Write out every record below exactly, leaving the pictures out.

Dataset records:
- Opening Delimiter -

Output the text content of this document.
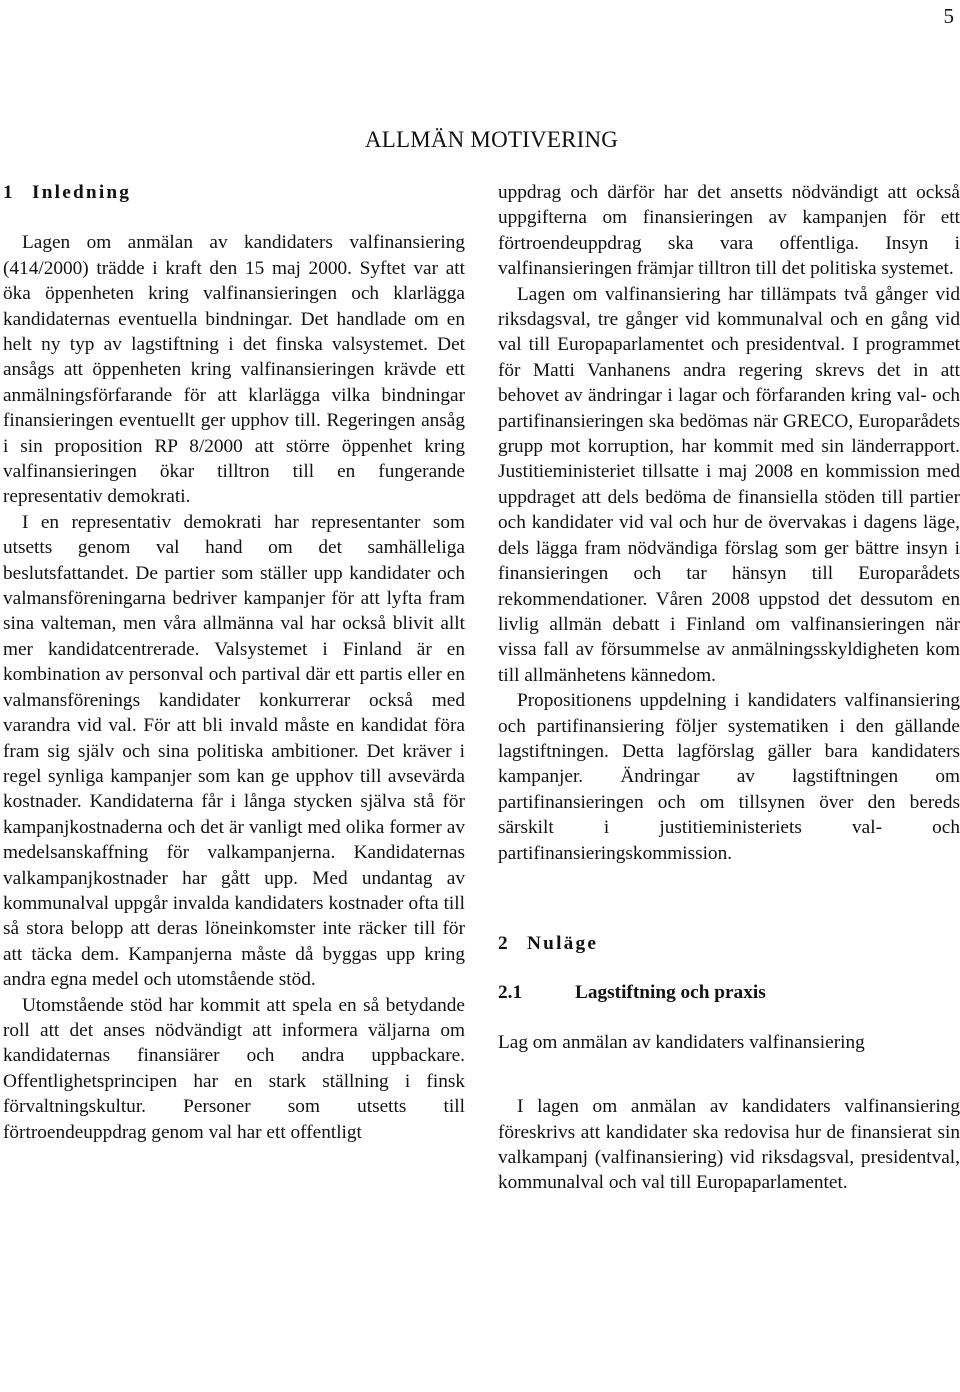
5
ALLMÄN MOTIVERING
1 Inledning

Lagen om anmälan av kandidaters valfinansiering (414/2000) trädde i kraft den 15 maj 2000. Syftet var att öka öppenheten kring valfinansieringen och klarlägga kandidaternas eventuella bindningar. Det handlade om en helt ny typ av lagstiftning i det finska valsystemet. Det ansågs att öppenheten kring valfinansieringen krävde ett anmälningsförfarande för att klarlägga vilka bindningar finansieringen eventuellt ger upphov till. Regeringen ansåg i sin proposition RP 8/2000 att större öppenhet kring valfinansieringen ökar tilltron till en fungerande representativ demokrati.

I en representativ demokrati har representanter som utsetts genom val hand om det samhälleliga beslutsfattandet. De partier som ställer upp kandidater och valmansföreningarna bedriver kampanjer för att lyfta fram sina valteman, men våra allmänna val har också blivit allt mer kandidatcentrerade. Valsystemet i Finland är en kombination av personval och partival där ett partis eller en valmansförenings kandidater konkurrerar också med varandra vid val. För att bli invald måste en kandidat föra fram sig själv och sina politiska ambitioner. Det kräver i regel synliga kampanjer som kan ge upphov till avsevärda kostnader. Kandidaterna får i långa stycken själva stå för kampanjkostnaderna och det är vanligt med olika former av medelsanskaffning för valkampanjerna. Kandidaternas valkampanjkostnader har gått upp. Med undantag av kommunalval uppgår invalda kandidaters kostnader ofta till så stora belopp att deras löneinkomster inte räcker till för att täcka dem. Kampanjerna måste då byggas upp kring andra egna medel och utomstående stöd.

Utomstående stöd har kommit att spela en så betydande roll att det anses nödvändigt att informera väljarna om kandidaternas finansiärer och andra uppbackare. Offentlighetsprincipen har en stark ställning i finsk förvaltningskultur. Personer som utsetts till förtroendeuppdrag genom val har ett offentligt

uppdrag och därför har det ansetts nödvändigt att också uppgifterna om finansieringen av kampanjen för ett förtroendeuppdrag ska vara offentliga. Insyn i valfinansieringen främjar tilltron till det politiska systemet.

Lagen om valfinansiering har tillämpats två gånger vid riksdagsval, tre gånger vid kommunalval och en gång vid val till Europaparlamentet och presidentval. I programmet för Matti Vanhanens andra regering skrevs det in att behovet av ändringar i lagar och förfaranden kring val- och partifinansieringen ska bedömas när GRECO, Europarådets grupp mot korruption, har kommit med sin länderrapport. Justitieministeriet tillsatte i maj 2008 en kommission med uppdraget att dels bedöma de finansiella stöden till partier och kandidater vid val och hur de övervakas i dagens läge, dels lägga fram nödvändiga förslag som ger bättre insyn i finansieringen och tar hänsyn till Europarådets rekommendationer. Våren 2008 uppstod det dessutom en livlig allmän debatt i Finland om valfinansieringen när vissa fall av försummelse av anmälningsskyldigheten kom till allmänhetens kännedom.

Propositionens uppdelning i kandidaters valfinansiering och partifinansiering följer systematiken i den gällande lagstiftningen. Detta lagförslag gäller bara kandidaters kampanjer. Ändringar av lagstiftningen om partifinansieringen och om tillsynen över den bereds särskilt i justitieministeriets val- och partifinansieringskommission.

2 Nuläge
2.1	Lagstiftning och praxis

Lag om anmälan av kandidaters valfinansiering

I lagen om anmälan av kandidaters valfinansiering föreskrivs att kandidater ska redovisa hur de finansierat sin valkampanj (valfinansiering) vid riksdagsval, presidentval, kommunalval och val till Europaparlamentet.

- Closing Delimiter -

Response to the task –
Output the text content of this document.
5
ALLMÄN MOTIVERING
1 Inledning

Lagen om anmälan av kandidaters valfinansiering (414/2000) trädde i kraft den 15 maj 2000. Syftet var att öka öppenheten kring valfinansieringen och klarlägga kandidaternas eventuella bindningar. Det handlade om en helt ny typ av lagstiftning i det finska valsystemet. Det ansågs att öppenheten kring valfinansieringen krävde ett anmälningsförfarande för att klarlägga vilka bindningar finansieringen eventuellt ger upphov till. Regeringen ansåg i sin proposition RP 8/2000 att större öppenhet kring valfinansieringen ökar tilltron till en fungerande representativ demokrati.

I en representativ demokrati har representanter som utsetts genom val hand om det samhälleliga beslutsfattandet. De partier som ställer upp kandidater och valmansföreningarna bedriver kampanjer för att lyfta fram sina valteman, men våra allmänna val har också blivit allt mer kandidatcentrerade. Valsystemet i Finland är en kombination av personval och partival där ett partis eller en valmansförenings kandidater konkurrerar också med varandra vid val. För att bli invald måste en kandidat föra fram sig själv och sina politiska ambitioner. Det kräver i regel synliga kampanjer som kan ge upphov till avsevärda kostnader. Kandidaterna får i långa stycken själva stå för kampanjkostnaderna och det är vanligt med olika former av medelsanskaffning för valkampanjerna. Kandidaternas valkampanjkostnader har gått upp. Med undantag av kommunalval uppgår invalda kandidaters kostnader ofta till så stora belopp att deras löneinkomster inte räcker till för att täcka dem. Kampanjerna måste då byggas upp kring andra egna medel och utomstående stöd.

Utomstående stöd har kommit att spela en så betydande roll att det anses nödvändigt att informera väljarna om kandidaternas finansiärer och andra uppbackare. Offentlighetsprincipen har en stark ställning i finsk förvaltningskultur. Personer som utsetts till förtroendeuppdrag genom val har ett offentligt

uppdrag och därför har det ansetts nödvändigt att också uppgifterna om finansieringen av kampanjen för ett förtroendeuppdrag ska vara offentliga. Insyn i valfinansieringen främjar tilltron till det politiska systemet.

Lagen om valfinansiering har tillämpats två gånger vid riksdagsval, tre gånger vid kommunalval och en gång vid val till Europaparlamentet och presidentval. I programmet för Matti Vanhanens andra regering skrevs det in att behovet av ändringar i lagar och förfaranden kring val- och partifinansieringen ska bedömas när GRECO, Europarådets grupp mot korruption, har kommit med sin länderrapport. Justitieministeriet tillsatte i maj 2008 en kommission med uppdraget att dels bedöma de finansiella stöden till partier och kandidater vid val och hur de övervakas i dagens läge, dels lägga fram nödvändiga förslag som ger bättre insyn i finansieringen och tar hänsyn till Europarådets rekommendationer. Våren 2008 uppstod det dessutom en livlig allmän debatt i Finland om valfinansieringen när vissa fall av försummelse av anmälningsskyldigheten kom till allmänhetens kännedom.

Propositionens uppdelning i kandidaters valfinansiering och partifinansiering följer systematiken i den gällande lagstiftningen. Detta lagförslag gäller bara kandidaters kampanjer. Ändringar av lagstiftningen om partifinansieringen och om tillsynen över den bereds särskilt i justitieministeriets val- och partifinansieringskommission.

2 Nuläge
2.1	Lagstiftning och praxis

Lag om anmälan av kandidaters valfinansiering

I lagen om anmälan av kandidaters valfinansiering föreskrivs att kandidater ska redovisa hur de finansierat sin valkampanj (valfinansiering) vid riksdagsval, presidentval, kommunalval och val till Europaparlamentet.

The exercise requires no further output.